What to produce: Reproduce the data below in full and exclude every picture.

Provided material:
☆ ☆ ☆ ☆ ☆

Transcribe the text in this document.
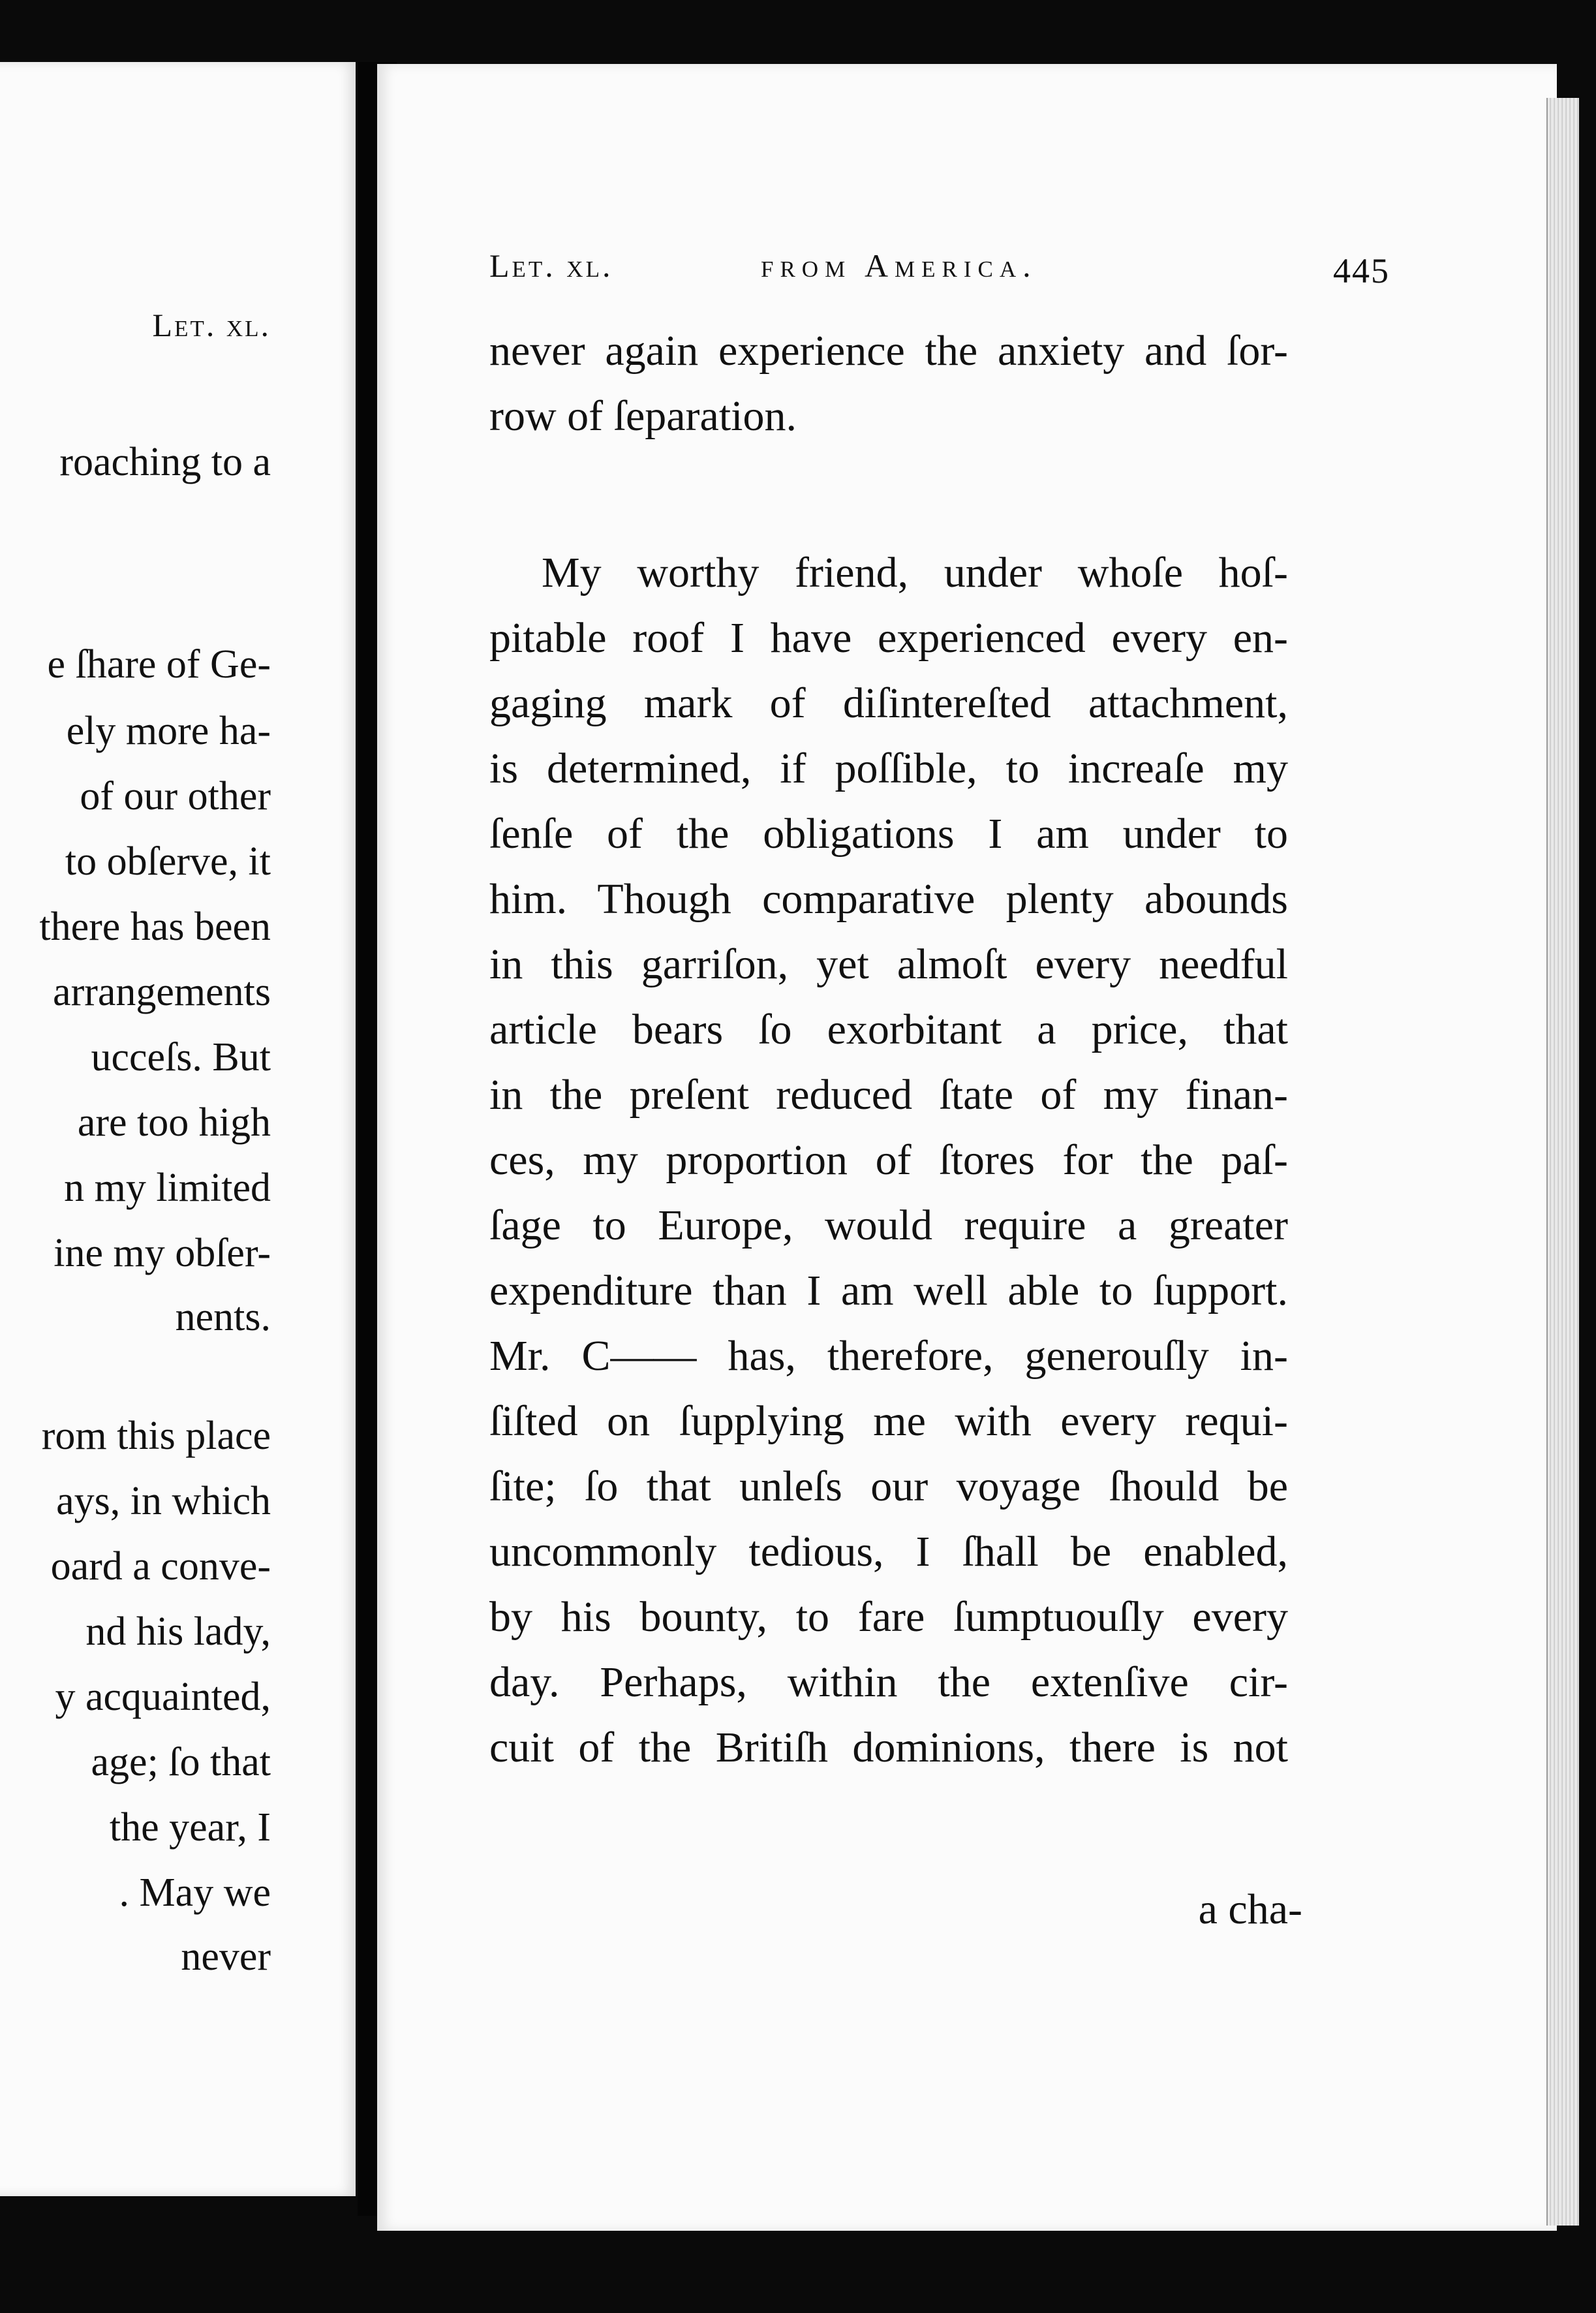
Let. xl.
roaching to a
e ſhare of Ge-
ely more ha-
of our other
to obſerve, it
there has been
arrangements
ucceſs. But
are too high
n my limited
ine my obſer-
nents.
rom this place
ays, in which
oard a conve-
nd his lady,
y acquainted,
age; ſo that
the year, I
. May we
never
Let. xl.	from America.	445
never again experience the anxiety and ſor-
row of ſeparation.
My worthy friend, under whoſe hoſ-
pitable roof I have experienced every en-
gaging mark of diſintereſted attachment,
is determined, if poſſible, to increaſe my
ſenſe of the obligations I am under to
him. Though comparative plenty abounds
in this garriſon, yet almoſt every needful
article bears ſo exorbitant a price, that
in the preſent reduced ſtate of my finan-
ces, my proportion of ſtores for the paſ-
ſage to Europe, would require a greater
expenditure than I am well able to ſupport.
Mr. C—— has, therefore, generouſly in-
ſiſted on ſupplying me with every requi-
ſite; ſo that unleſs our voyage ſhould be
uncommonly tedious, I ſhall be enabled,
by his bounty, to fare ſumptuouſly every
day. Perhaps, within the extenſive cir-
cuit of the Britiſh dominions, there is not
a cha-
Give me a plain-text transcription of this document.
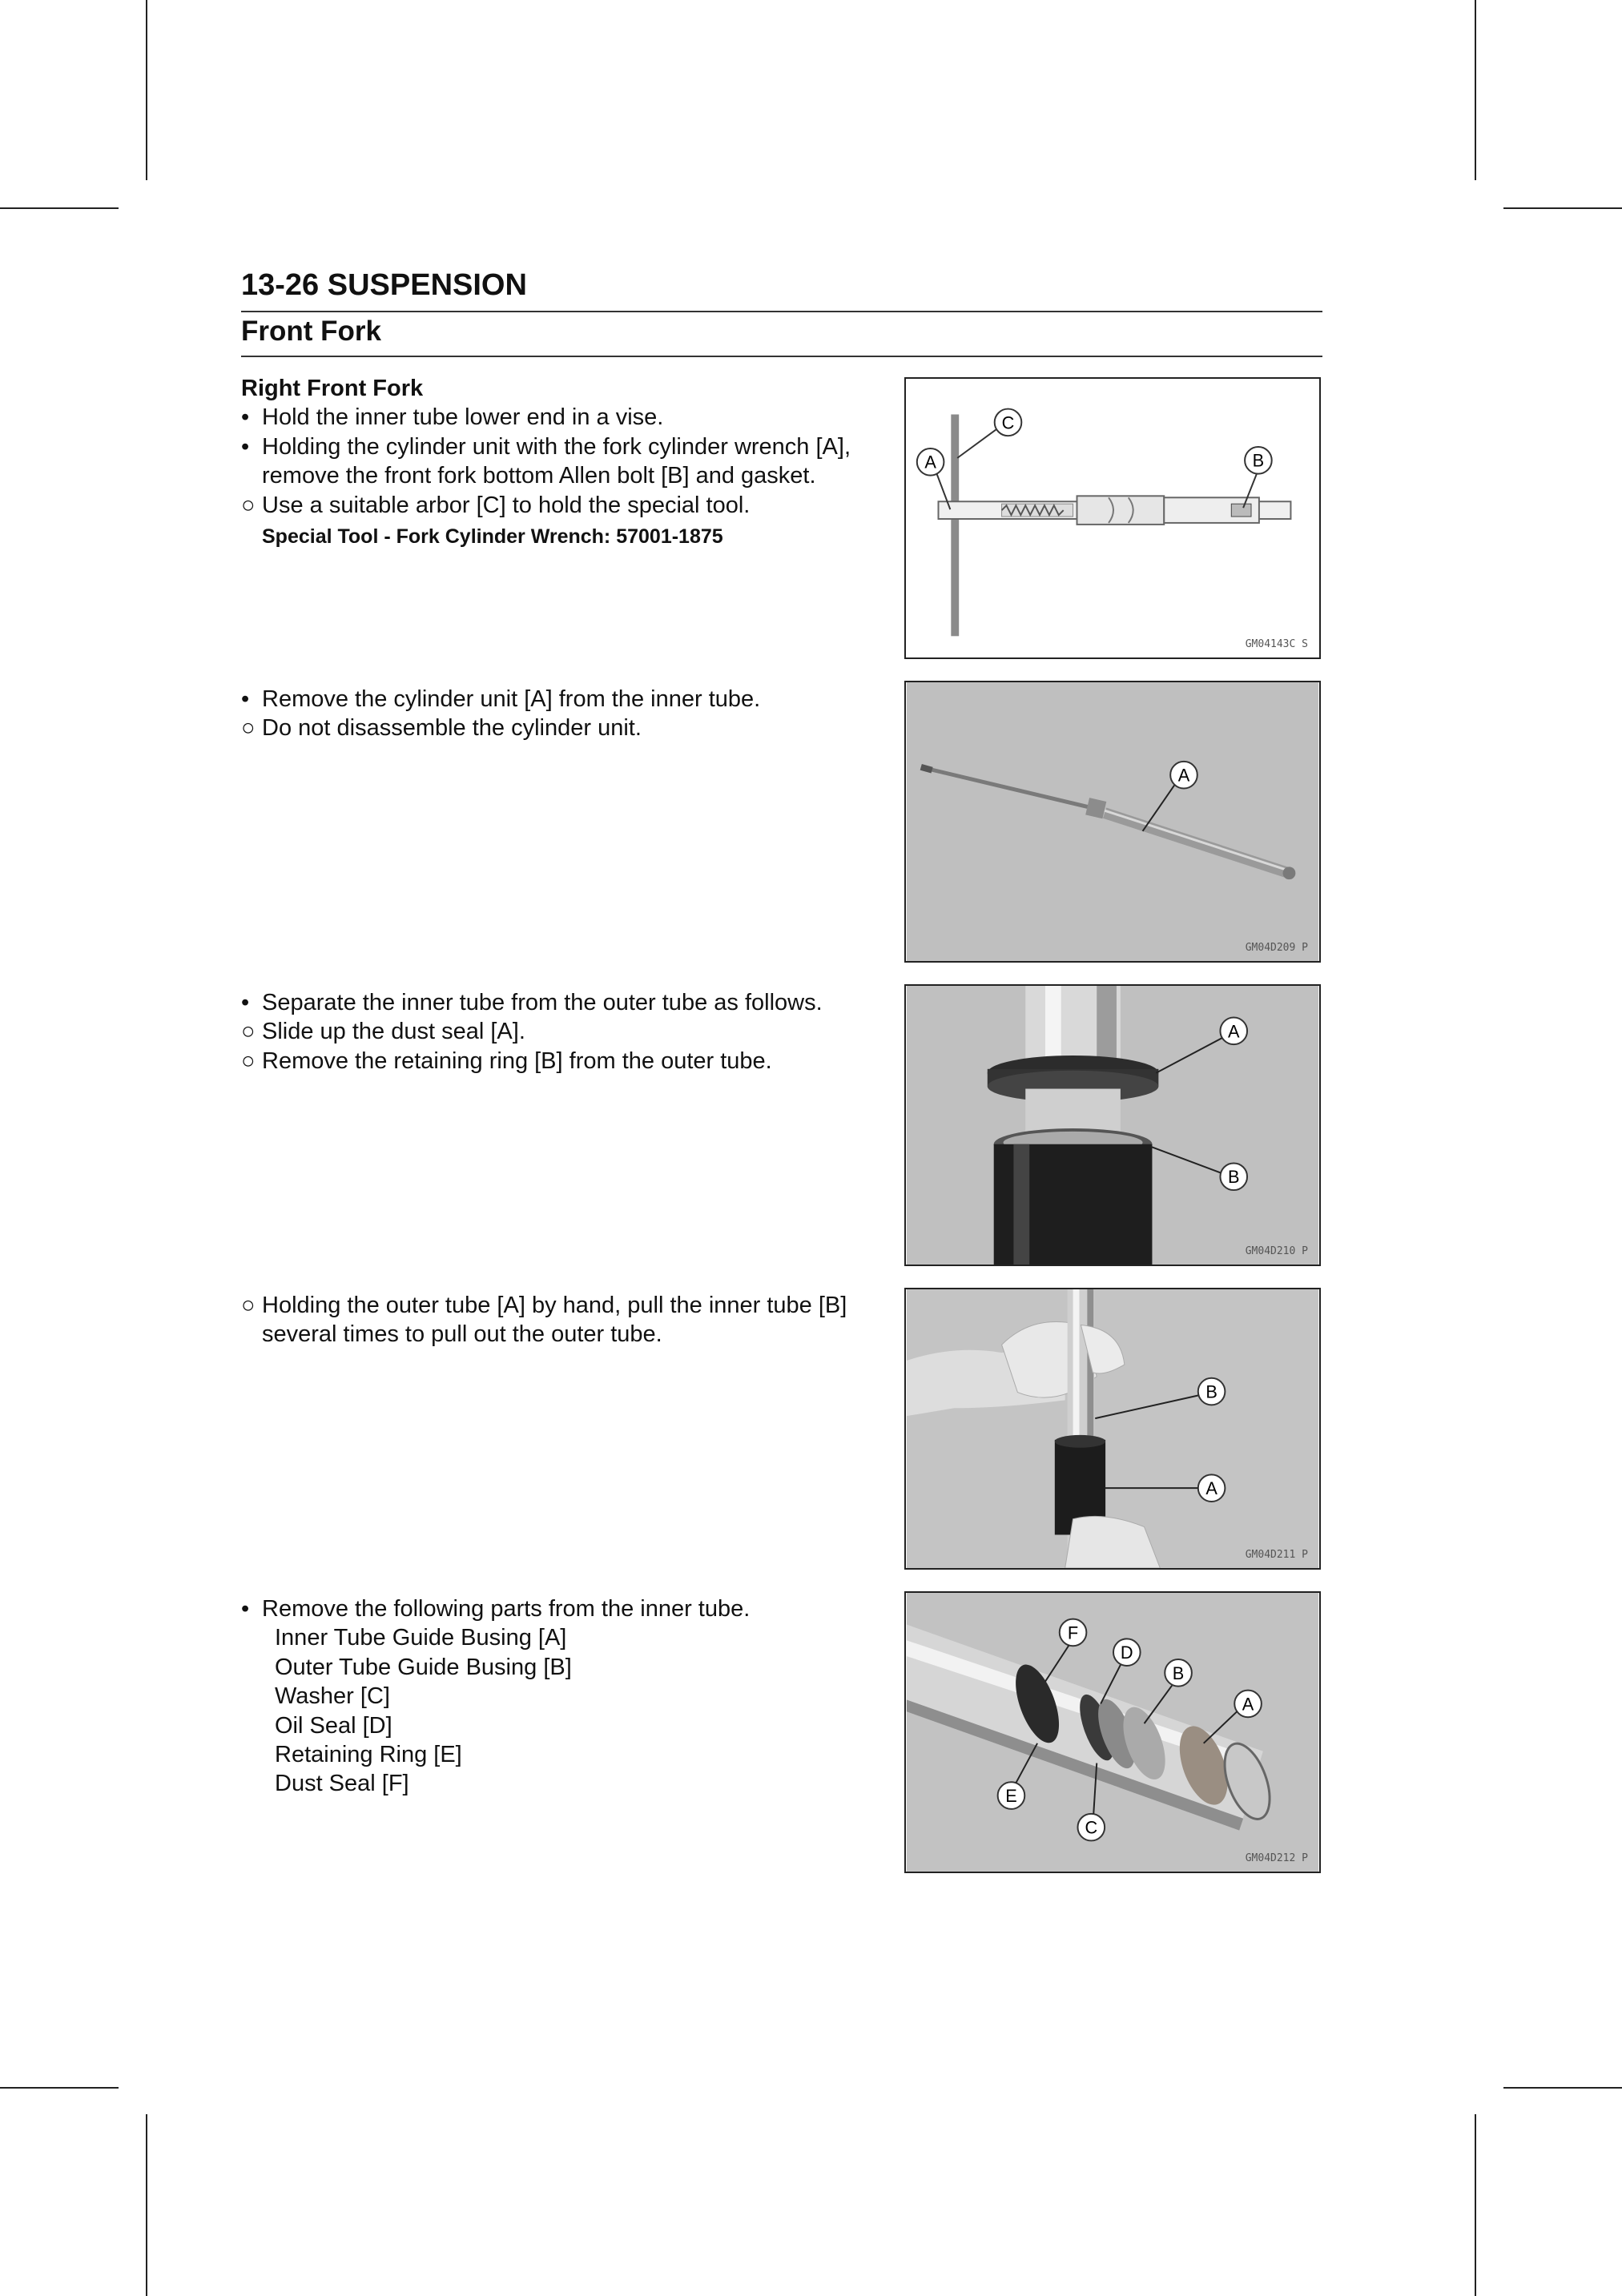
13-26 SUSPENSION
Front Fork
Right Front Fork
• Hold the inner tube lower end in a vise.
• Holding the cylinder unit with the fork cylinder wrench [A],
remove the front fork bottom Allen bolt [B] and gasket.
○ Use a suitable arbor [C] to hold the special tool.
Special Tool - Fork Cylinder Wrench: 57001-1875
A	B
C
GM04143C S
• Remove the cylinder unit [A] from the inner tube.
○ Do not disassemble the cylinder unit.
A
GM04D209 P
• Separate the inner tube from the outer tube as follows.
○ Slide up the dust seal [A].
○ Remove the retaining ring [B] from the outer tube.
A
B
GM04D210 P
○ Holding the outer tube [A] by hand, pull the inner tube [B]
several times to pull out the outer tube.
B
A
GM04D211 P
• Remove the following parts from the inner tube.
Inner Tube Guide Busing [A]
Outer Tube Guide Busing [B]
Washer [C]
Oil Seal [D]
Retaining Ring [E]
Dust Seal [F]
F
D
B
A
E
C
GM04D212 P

☆ ☆ ☆ ☆ ☆

Solution for this task:
Transcribe the text in this document.
Let. xl.
roaching to a
e ſhare of Ge-
ely more ha-
of our other
to obſerve, it
there has been
arrangements
ucceſs. But
are too high
n my limited
ine my obſer-
nents.
rom this place
ays, in which
oard a conve-
nd his lady,
y acquainted,
age; ſo that
the year, I
. May we
never
Let. xl.	from America.	445
never again experience the anxiety and ſor-
row of ſeparation.
My worthy friend, under whoſe hoſ-
pitable roof I have experienced every en-
gaging mark of diſintereſted attachment,
is determined, if poſſible, to increaſe my
ſenſe of the obligations I am under to
him. Though comparative plenty abounds
in this garriſon, yet almoſt every needful
article bears ſo exorbitant a price, that
in the preſent reduced ſtate of my finan-
ces, my proportion of ſtores for the paſ-
ſage to Europe, would require a greater
expenditure than I am well able to ſupport.
Mr. C—— has, therefore, generouſly in-
ſiſted on ſupplying me with every requi-
ſite; ſo that unleſs our voyage ſhould be
uncommonly tedious, I ſhall be enabled,
by his bounty, to fare ſumptuouſly every
day. Perhaps, within the extenſive cir-
cuit of the Britiſh dominions, there is not
a cha-
Give me a plain-text transcription of this document.
13-26 SUSPENSION
Front Fork
Right Front Fork
• Hold the inner tube lower end in a vise.
• Holding the cylinder unit with the fork cylinder wrench [A],
remove the front fork bottom Allen bolt [B] and gasket.
○ Use a suitable arbor [C] to hold the special tool.
Special Tool - Fork Cylinder Wrench: 57001-1875
A	B
C
GM04143C S
• Remove the cylinder unit [A] from the inner tube.
○ Do not disassemble the cylinder unit.
A
GM04D209 P
• Separate the inner tube from the outer tube as follows.
○ Slide up the dust seal [A].
○ Remove the retaining ring [B] from the outer tube.
A
B
GM04D210 P
○ Holding the outer tube [A] by hand, pull the inner tube [B]
several times to pull out the outer tube.
B
A
GM04D211 P
• Remove the following parts from the inner tube.
Inner Tube Guide Busing [A]
Outer Tube Guide Busing [B]
Washer [C]
Oil Seal [D]
Retaining Ring [E]
Dust Seal [F]
F
D
B
A
E
C
GM04D212 P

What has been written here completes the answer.